**Exercise prompt:**
The exercise asks for every line of the data to be reproduced exactly.

-- Start Task material --

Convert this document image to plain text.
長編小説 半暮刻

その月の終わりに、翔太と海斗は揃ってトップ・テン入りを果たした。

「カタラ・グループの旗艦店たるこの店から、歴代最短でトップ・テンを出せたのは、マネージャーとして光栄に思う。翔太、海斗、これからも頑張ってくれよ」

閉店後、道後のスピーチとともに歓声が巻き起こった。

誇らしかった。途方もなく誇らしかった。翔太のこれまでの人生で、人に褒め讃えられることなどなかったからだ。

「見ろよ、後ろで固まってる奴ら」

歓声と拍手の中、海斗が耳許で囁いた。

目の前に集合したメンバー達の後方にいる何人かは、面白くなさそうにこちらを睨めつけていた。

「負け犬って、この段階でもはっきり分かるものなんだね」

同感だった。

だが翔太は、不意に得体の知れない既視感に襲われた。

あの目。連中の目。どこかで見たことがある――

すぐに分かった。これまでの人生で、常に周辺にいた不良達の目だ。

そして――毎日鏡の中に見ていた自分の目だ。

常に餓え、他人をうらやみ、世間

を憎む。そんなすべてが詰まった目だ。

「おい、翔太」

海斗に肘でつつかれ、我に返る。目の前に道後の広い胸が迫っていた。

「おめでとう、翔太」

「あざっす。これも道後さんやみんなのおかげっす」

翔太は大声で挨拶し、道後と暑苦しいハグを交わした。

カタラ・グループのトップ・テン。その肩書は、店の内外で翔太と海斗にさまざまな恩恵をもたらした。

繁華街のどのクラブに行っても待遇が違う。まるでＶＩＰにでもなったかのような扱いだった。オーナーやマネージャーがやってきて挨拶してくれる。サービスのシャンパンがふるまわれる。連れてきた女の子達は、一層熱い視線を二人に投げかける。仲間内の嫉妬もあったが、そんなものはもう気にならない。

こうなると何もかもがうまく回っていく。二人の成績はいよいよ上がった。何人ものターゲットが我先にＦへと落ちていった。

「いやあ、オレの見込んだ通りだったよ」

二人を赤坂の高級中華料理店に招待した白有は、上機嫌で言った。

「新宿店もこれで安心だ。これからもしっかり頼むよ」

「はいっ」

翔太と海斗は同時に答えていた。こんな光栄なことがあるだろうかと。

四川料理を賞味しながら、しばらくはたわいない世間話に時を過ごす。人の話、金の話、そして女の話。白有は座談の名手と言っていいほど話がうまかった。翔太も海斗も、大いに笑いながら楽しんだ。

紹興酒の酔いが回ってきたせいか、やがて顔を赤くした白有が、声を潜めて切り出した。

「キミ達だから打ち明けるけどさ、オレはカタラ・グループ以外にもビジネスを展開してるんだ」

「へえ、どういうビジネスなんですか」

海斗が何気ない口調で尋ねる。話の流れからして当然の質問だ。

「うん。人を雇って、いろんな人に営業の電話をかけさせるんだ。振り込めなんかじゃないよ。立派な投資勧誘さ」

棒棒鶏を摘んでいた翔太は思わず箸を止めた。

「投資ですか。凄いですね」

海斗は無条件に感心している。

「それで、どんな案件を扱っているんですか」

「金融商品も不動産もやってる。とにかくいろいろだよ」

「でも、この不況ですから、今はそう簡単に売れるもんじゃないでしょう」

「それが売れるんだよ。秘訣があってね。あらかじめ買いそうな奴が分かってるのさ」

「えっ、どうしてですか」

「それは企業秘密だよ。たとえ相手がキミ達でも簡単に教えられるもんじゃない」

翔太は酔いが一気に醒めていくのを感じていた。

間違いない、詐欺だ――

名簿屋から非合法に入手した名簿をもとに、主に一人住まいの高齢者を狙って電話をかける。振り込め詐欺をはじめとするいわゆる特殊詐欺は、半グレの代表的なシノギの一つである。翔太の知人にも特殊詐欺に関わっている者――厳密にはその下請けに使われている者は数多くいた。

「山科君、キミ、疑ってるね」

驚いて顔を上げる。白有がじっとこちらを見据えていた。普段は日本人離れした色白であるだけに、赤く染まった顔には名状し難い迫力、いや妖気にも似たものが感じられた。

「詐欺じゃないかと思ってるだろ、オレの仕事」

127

-- End Task material --

**Right answer:**
Convert this document image to plain text.
長編小説 半暮刻

その月の終わりに、翔太と海斗は揃ってトップ・テン入りを果たした。

「カタラ・グループの旗艦店たるこの店から、歴代最短でトップ・テンを出せたのは、マネージャーとして光栄に思う。翔太、海斗、これからも頑張ってくれよ」

閉店後、道後のスピーチとともに歓声が巻き起こった。

誇らしかった。途方もなく誇らしかった。翔太のこれまでの人生で、人に褒め讃えられることなどなかったからだ。

「見ろよ、後ろで固まってる奴ら」

歓声と拍手の中、海斗が耳許で囁いた。

目の前に集合したメンバー達の後方にいる何人かは、面白くなさそうにこちらを睨めつけていた。

「負け犬って、この段階でもはっきり分かるものなんだね」

同感だった。

だが翔太は、不意に得体の知れない既視感に襲われた。

あの目。連中の目。どこかで見たことがある――

すぐに分かった。これまでの人生で、常に周辺にいた不良達の目だ。

そして――毎日鏡の中に見ていた自分の目だ。

常に餓え、他人をうらやみ、世間

を憎む。そんなすべてが詰まった目だ。

「おい、翔太」

海斗に肘でつつかれ、我に返る。目の前に道後の広い胸が迫っていた。

「おめでとう、翔太」

「あざっす。これも道後さんやみんなのおかげっす」

翔太は大声で挨拶し、道後と暑苦しいハグを交わした。

カタラ・グループのトップ・テン。その肩書は、店の内外で翔太と海斗にさまざまな恩恵をもたらした。

繁華街のどのクラブに行っても待遇が違う。まるでＶＩＰにでもなったかのような扱いだった。オーナーやマネージャーがやってきて挨拶してくれる。サービスのシャンパンがふるまわれる。連れてきた女の子達は、一層熱い視線を二人に投げかける。仲間内の嫉妬もあったが、そんなものはもう気にならない。

こうなると何もかもがうまく回っていく。二人の成績はいよいよ上がった。何人ものターゲットが我先にＦへと落ちていった。

「いやあ、オレの見込んだ通りだったよ」

二人を赤坂の高級中華料理店に招待した白有は、上機嫌で言った。

「新宿店もこれで安心だ。これからもしっかり頼むよ」

「はいっ」

翔太と海斗は同時に答えていた。こんな光栄なことがあるだろうかと。

四川料理を賞味しながら、しばらくはたわいない世間話に時を過ごす。人の話、金の話、そして女の話。白有は座談の名手と言っていいほど話がうまかった。翔太も海斗も、大いに笑いながら楽しんだ。

紹興酒の酔いが回ってきたせいか、やがて顔を赤くした白有が、声を潜めて切り出した。

「キミ達だから打ち明けるけどさ、オレはカタラ・グループ以外にもビジネスを展開してるんだ」

「へえ、どういうビジネスなんですか」

海斗が何気ない口調で尋ねる。話の流れからして当然の質問だ。

「うん。人を雇って、いろんな人に営業の電話をかけさせるんだ。振り込めなんかじゃないよ。立派な投資勧誘さ」

棒棒鶏を摘んでいた翔太は思わず箸を止めた。

「投資ですか。凄いですね」

海斗は無条件に感心している。

「それで、どんな案件を扱っているんですか」

「金融商品も不動産もやってる。とにかくいろいろだよ」

「でも、この不況ですから、今はそう簡単に売れるもんじゃないでしょう」

「それが売れるんだよ。秘訣があってね。あらかじめ買いそうな奴が分かってるのさ」

「えっ、どうしてですか」

「それは企業秘密だよ。たとえ相手がキミ達でも簡単に教えられるもんじゃない」

翔太は酔いが一気に醒めていくのを感じていた。

間違いない、詐欺だ――

名簿屋から非合法に入手した名簿をもとに、主に一人住まいの高齢者を狙って電話をかける。振り込め詐欺をはじめとするいわゆる特殊詐欺は、半グレの代表的なシノギの一つである。翔太の知人にも特殊詐欺に関わっている者――厳密にはその下請けに使われている者は数多くいた。

「山科君、キミ、疑ってるね」

驚いて顔を上げる。白有がじっとこちらを見据えていた。普段は日本人離れした色白であるだけに、赤く染まった顔には名状し難い迫力、いや妖気にも似たものが感じられた。

「詐欺じゃないかと思ってるだろ、オレの仕事」

127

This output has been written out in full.